Written exercise:
Every line below that mentions the word "工况输入功率" should be copied out.

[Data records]
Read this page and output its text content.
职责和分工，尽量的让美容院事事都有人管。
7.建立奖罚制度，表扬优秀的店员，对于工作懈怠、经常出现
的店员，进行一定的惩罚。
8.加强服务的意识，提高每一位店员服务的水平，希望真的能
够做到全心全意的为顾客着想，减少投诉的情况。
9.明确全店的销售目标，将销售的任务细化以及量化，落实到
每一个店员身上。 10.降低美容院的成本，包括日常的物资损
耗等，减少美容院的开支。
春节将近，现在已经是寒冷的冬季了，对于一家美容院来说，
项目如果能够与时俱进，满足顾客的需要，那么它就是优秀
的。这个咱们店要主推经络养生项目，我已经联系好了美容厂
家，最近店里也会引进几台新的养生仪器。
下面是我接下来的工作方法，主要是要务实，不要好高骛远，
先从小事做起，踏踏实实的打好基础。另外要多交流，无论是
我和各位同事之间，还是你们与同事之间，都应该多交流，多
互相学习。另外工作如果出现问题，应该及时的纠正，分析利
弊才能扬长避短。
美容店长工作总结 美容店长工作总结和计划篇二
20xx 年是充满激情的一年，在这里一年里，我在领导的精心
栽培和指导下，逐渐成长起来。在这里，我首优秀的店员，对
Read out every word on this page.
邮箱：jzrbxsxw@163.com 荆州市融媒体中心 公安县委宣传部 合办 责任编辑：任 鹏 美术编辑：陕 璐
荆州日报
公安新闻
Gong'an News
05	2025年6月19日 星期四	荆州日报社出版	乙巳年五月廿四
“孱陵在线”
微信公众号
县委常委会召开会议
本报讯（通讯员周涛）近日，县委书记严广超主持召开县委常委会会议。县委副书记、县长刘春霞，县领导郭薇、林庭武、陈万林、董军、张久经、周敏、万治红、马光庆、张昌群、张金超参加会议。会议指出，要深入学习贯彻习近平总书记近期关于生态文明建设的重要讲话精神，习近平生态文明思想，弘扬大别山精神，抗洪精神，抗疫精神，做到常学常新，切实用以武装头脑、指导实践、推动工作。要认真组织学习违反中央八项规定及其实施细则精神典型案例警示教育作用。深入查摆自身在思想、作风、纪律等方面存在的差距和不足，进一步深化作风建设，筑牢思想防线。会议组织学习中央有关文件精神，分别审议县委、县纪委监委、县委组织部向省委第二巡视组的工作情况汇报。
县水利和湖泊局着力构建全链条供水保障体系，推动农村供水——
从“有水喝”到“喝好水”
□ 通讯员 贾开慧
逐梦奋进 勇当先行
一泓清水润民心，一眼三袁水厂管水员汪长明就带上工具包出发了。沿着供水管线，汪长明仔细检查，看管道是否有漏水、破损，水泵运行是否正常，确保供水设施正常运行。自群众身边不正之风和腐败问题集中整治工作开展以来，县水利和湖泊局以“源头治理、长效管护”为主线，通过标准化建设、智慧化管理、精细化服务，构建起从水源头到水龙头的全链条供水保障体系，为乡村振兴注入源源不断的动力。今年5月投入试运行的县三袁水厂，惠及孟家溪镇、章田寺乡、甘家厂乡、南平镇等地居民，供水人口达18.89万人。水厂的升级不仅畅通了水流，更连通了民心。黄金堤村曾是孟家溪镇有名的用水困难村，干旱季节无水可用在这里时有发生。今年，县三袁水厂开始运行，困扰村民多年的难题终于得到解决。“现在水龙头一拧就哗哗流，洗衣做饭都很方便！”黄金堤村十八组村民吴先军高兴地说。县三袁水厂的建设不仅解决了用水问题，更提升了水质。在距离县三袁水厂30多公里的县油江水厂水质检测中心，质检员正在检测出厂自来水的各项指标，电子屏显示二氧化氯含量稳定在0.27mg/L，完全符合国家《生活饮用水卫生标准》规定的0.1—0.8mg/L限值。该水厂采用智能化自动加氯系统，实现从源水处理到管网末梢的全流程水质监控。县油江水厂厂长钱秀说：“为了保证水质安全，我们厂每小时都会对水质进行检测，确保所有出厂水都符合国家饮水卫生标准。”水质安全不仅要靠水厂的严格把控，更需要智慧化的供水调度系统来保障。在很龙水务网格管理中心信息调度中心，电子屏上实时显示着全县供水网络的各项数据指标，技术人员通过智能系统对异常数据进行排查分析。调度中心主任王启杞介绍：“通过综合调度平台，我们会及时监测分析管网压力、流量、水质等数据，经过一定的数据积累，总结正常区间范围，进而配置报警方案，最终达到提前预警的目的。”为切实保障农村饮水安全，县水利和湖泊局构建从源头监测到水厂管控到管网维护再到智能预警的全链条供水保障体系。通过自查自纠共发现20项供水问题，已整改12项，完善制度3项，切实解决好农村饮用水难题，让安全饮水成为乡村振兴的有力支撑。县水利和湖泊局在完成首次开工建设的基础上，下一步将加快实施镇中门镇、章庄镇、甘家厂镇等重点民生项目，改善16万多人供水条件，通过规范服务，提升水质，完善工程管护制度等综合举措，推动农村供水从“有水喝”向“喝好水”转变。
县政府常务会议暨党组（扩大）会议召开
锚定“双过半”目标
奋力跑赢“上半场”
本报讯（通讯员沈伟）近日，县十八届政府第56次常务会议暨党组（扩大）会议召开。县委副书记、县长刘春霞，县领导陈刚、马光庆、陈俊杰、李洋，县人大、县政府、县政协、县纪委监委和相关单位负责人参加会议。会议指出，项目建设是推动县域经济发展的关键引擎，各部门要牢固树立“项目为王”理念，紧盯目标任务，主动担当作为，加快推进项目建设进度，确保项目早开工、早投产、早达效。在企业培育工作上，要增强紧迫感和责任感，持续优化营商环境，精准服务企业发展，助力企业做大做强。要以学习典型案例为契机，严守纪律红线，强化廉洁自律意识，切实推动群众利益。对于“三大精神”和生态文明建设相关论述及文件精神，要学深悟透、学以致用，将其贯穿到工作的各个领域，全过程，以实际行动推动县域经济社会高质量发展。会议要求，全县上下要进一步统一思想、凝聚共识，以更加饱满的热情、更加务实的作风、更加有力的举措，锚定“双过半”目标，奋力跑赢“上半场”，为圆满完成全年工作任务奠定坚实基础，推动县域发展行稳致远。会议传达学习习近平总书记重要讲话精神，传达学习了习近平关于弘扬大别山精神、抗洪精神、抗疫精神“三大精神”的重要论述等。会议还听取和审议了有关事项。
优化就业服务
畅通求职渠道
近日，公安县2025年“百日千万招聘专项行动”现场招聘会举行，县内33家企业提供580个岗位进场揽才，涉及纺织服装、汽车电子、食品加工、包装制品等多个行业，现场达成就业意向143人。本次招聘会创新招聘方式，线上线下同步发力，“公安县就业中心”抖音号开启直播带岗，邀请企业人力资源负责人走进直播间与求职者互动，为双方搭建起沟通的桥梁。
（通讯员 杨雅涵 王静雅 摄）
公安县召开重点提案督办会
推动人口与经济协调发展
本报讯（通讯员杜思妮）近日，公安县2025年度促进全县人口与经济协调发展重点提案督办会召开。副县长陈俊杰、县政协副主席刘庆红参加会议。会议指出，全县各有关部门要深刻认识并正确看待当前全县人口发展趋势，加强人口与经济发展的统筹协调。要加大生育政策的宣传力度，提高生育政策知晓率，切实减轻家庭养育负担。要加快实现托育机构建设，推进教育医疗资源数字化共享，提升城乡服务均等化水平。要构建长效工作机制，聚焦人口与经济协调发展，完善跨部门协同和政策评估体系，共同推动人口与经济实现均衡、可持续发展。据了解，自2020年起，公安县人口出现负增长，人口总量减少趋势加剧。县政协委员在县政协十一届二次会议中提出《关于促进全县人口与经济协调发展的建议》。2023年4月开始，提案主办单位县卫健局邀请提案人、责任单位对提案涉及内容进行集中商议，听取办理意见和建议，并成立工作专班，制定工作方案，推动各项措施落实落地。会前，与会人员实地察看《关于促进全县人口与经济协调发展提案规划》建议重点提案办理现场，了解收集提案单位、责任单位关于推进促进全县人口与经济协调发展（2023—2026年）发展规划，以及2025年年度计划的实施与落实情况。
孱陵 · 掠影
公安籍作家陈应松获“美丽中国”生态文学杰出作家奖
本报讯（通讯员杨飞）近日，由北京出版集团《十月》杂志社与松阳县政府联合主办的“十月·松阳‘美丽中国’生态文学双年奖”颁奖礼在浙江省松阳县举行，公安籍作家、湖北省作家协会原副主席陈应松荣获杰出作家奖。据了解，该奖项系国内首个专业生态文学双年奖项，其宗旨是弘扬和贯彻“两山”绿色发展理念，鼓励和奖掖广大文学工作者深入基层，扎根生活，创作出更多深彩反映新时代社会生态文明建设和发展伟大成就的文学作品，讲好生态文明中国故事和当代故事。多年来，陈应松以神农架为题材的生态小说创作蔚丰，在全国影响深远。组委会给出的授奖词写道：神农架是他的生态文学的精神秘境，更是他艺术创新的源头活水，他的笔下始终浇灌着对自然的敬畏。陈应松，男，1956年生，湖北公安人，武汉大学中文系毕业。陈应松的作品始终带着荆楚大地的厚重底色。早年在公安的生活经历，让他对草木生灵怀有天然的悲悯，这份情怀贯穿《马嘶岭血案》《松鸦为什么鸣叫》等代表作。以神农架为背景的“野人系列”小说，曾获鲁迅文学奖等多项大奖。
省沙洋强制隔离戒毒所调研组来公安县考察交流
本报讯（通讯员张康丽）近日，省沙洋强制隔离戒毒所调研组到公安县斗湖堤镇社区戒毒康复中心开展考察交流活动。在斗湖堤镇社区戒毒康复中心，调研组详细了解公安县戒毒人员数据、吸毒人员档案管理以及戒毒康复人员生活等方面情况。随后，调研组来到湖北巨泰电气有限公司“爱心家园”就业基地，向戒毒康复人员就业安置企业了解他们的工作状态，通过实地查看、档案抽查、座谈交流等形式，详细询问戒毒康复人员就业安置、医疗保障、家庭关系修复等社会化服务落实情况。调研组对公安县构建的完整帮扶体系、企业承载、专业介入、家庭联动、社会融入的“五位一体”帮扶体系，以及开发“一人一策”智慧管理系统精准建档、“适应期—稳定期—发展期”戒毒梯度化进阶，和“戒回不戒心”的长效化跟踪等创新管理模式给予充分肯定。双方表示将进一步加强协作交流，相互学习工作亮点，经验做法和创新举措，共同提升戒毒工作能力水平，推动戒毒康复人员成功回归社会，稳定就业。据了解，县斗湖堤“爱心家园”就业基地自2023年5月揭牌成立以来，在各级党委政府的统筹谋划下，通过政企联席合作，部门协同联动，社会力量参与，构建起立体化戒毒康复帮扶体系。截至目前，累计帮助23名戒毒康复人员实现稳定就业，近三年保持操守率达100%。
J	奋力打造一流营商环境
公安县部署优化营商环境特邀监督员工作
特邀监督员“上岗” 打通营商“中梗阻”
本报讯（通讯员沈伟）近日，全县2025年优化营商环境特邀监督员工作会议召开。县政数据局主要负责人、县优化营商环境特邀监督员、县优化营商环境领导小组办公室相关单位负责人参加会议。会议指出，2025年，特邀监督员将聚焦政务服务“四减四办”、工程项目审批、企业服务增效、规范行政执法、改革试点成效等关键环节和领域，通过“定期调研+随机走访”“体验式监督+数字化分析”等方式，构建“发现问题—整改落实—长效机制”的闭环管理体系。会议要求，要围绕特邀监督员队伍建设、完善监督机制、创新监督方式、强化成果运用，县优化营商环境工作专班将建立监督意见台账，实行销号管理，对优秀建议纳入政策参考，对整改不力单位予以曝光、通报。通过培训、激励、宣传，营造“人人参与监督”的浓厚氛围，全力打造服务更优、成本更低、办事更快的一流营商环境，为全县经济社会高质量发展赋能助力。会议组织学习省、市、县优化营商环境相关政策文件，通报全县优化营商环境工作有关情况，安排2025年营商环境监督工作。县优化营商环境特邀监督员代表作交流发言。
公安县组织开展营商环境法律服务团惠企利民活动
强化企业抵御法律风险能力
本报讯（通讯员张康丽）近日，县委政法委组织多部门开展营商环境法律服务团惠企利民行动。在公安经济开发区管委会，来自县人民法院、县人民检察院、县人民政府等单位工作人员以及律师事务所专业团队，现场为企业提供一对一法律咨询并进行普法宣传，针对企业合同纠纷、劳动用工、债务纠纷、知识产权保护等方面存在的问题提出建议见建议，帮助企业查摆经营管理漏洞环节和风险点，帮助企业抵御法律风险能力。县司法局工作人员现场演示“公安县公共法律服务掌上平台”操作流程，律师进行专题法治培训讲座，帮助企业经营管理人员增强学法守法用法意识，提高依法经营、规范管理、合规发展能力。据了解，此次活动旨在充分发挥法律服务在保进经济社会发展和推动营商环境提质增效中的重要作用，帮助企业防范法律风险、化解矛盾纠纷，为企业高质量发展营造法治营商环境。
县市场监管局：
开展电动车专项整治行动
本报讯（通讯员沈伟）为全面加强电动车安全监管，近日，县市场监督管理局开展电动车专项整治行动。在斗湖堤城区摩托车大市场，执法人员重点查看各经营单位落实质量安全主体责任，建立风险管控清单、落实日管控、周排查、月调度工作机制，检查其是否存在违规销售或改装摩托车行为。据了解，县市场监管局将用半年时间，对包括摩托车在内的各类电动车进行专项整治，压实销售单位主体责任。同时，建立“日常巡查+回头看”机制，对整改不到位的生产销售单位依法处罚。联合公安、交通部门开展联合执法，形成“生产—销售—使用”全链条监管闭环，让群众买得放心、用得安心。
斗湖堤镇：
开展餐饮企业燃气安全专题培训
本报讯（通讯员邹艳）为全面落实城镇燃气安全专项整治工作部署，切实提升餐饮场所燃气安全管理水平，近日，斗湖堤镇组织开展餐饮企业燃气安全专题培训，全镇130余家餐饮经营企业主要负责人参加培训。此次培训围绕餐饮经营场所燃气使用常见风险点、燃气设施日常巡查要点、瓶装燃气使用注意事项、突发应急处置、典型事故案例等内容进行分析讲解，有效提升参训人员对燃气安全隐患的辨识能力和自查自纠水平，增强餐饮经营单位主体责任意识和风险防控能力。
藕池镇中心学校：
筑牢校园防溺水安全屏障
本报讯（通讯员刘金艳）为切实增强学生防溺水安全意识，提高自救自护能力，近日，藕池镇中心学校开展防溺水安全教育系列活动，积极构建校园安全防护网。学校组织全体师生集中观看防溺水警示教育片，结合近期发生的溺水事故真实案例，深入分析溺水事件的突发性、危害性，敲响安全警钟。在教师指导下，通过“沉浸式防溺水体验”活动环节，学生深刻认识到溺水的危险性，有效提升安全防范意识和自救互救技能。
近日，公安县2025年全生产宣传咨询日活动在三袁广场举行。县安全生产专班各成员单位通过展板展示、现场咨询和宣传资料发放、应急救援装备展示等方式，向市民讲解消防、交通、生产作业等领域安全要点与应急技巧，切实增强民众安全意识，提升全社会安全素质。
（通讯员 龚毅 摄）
--
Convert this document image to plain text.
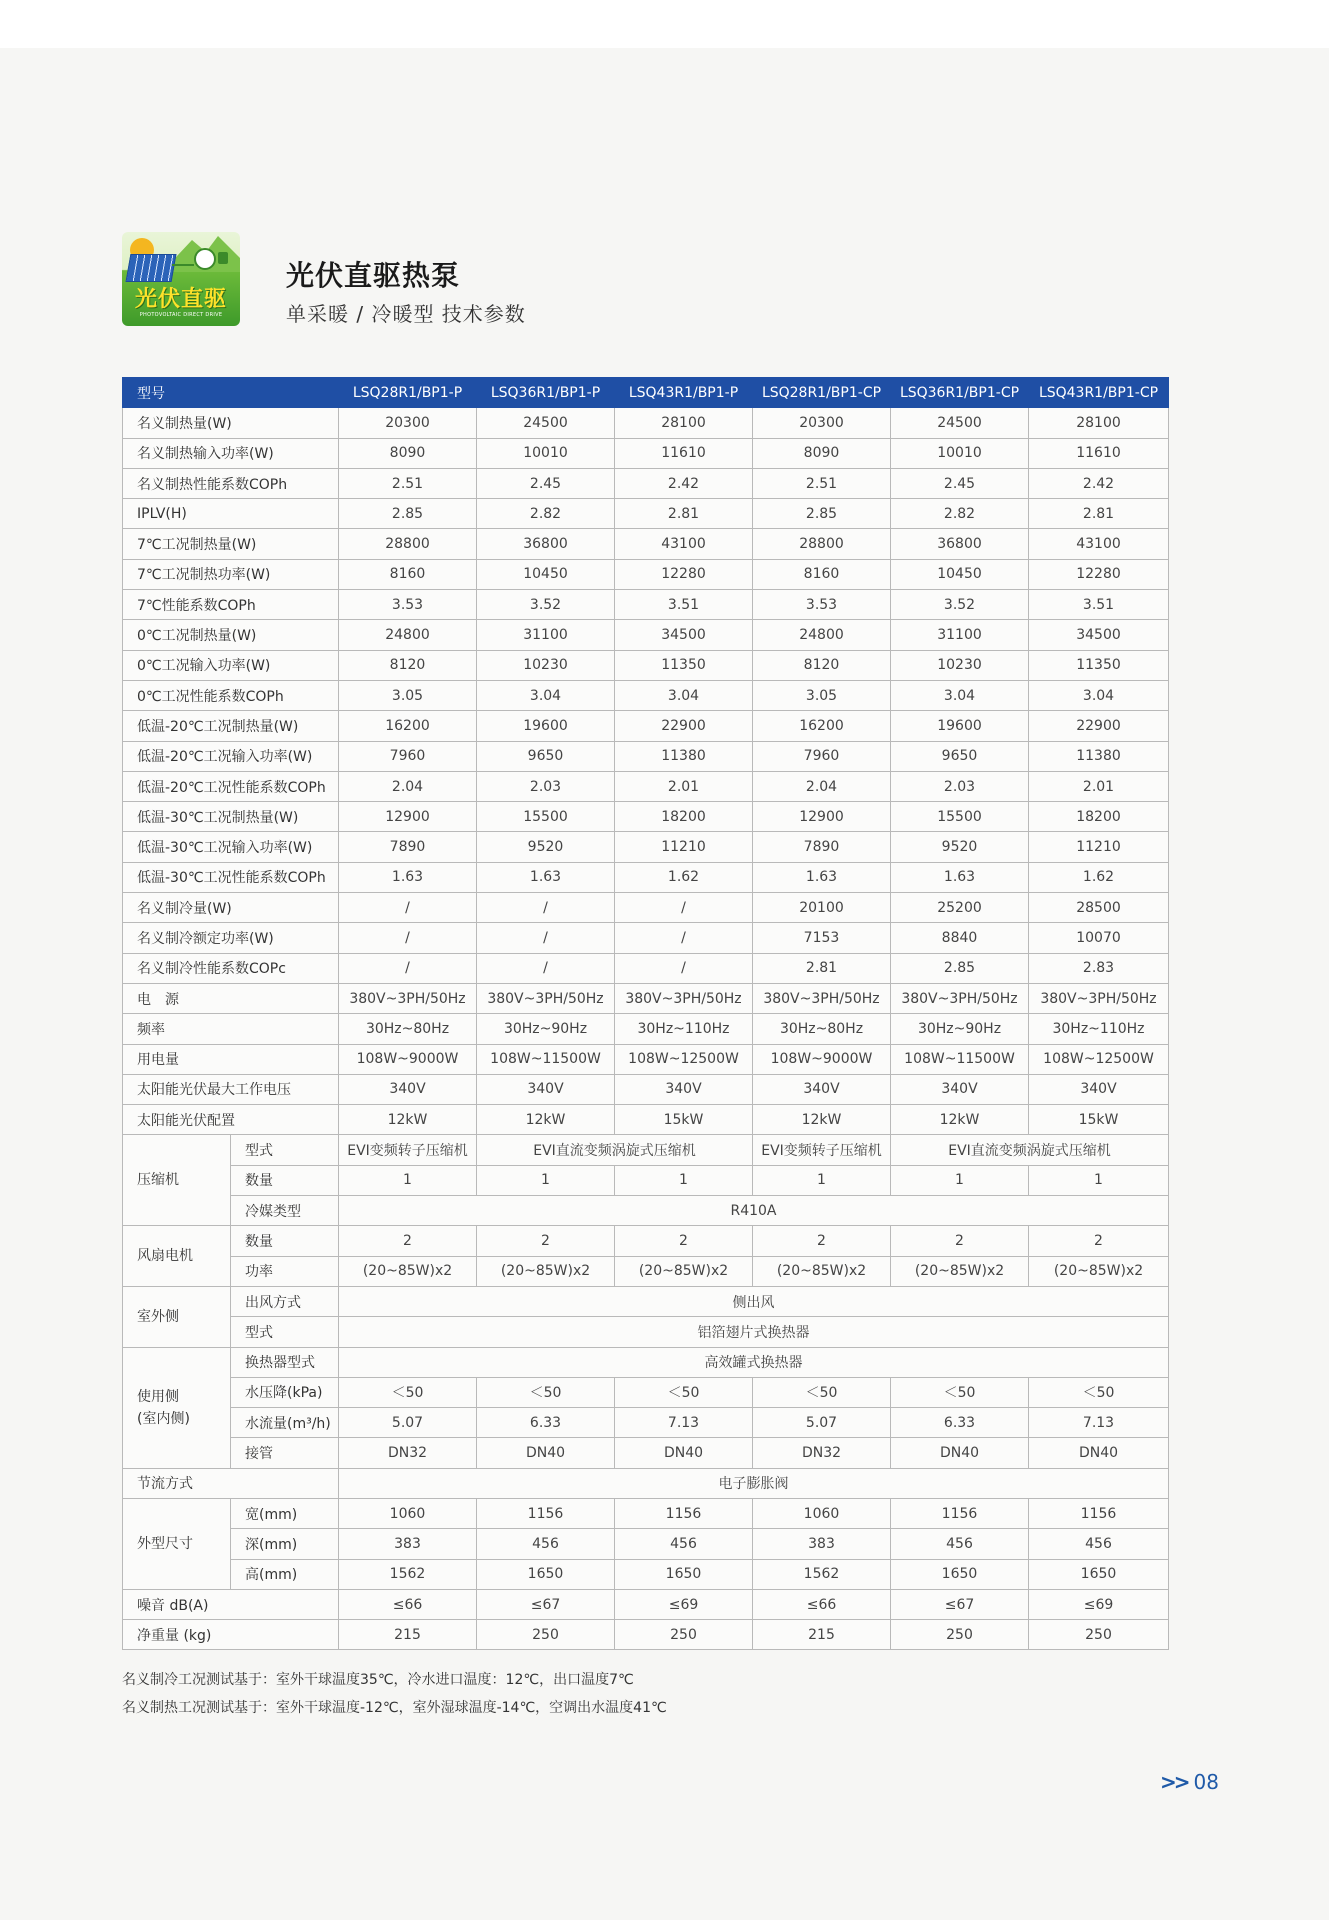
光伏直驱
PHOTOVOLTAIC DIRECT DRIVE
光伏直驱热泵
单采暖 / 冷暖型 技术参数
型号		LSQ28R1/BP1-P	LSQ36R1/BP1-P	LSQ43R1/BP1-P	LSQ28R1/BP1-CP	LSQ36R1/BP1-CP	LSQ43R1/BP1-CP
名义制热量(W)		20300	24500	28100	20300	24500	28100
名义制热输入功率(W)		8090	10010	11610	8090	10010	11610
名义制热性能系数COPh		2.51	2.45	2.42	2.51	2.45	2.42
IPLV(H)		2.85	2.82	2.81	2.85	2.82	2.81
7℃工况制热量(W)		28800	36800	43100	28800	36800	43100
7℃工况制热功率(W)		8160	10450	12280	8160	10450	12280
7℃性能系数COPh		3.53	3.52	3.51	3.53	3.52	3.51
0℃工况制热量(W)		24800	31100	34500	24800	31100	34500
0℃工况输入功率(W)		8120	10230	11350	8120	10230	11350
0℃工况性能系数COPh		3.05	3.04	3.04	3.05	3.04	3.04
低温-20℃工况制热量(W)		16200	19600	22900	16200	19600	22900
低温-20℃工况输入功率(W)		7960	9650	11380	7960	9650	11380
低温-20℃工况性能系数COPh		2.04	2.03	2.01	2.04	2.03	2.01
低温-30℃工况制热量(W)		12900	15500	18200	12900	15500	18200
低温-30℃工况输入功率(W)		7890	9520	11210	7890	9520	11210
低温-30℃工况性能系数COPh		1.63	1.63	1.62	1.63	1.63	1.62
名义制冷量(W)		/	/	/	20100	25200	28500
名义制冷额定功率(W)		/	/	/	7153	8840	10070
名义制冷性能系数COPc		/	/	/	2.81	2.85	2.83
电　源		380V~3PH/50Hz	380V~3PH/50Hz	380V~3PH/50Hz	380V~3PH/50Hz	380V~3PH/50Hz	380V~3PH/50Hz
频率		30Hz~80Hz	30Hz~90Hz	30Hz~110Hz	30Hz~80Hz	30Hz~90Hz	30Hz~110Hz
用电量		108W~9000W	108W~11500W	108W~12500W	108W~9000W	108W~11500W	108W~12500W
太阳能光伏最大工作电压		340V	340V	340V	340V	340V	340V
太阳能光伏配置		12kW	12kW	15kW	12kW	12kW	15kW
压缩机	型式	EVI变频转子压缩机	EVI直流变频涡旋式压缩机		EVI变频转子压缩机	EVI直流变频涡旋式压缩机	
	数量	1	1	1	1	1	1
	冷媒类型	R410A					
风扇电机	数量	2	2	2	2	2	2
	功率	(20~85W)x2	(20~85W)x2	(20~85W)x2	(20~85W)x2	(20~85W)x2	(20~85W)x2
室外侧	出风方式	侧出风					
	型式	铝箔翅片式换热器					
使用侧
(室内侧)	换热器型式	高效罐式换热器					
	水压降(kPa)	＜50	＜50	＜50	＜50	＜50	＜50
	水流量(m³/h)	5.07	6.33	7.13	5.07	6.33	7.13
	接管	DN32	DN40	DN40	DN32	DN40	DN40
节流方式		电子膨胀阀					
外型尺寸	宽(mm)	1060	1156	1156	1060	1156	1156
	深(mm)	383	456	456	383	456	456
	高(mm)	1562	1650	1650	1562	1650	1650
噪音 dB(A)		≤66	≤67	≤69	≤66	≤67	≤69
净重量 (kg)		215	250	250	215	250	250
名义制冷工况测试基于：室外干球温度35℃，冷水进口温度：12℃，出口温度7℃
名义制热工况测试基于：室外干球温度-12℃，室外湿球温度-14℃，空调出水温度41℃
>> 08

The answer:
0℃工况输入功率(W)		8120	10230	11350	8120	10230	11350
低温-20℃工况输入功率(W)		7960	9650	11380	7960	9650	11380
低温-30℃工况输入功率(W)		7890	9520	11210	7890	9520	11210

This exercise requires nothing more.